* start SUPPLIED DATA *

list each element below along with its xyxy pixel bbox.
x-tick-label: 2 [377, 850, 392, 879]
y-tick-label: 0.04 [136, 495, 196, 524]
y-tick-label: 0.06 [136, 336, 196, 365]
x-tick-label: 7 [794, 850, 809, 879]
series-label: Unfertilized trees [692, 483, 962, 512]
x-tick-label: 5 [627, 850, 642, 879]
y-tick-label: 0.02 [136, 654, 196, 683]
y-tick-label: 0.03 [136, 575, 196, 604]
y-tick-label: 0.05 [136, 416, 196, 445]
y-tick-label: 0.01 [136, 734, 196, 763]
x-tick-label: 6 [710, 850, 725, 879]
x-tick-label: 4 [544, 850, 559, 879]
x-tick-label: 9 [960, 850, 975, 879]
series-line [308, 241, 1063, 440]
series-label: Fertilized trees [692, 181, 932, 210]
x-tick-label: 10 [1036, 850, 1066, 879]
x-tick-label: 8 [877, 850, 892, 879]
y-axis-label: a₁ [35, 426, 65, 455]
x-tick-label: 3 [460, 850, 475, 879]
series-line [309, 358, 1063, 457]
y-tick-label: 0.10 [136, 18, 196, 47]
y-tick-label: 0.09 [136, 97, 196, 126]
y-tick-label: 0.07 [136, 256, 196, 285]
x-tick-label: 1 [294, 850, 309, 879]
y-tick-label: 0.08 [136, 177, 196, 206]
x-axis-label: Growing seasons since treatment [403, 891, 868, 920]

* end SUPPLIED DATA *

**AIM OF THE TASK:** Format every line of the listing above as a Markdown table with the columns Number and Record line, skipping blank lines.

**SOLUTION TO THIS EXERCISE:**
| Number | Record line |
|---|---|
| 1 | list each element below along with its xyxy pixel bbox. |
| 2 | x-tick-label: 2 [377, 850, 392, 879] |
| 3 | y-tick-label: 0.04 [136, 495, 196, 524] |
| 4 | y-tick-label: 0.06 [136, 336, 196, 365] |
| 5 | x-tick-label: 7 [794, 850, 809, 879] |
| 6 | series-label: Unfertilized trees [692, 483, 962, 512] |
| 7 | x-tick-label: 5 [627, 850, 642, 879] |
| 8 | y-tick-label: 0.02 [136, 654, 196, 683] |
| 9 | y-tick-label: 0.03 [136, 575, 196, 604] |
| 10 | y-tick-label: 0.05 [136, 416, 196, 445] |
| 11 | y-tick-label: 0.01 [136, 734, 196, 763] |
| 12 | x-tick-label: 6 [710, 850, 725, 879] |
| 13 | x-tick-label: 4 [544, 850, 559, 879] |
| 14 | x-tick-label: 9 [960, 850, 975, 879] |
| 15 | series-line [308, 241, 1063, 440] |
| 16 | series-label: Fertilized trees [692, 181, 932, 210] |
| 17 | x-tick-label: 10 [1036, 850, 1066, 879] |
| 18 | x-tick-label: 8 [877, 850, 892, 879] |
| 19 | y-axis-label: a₁ [35, 426, 65, 455] |
| 20 | x-tick-label: 3 [460, 850, 475, 879] |
| 21 | series-line [309, 358, 1063, 457] |
| 22 | y-tick-label: 0.10 [136, 18, 196, 47] |
| 23 | y-tick-label: 0.09 [136, 97, 196, 126] |
| 24 | y-tick-label: 0.07 [136, 256, 196, 285] |
| 25 | x-tick-label: 1 [294, 850, 309, 879] |
| 26 | y-tick-label: 0.08 [136, 177, 196, 206] |
| 27 | x-axis-label: Growing seasons since treatment [403, 891, 868, 920] |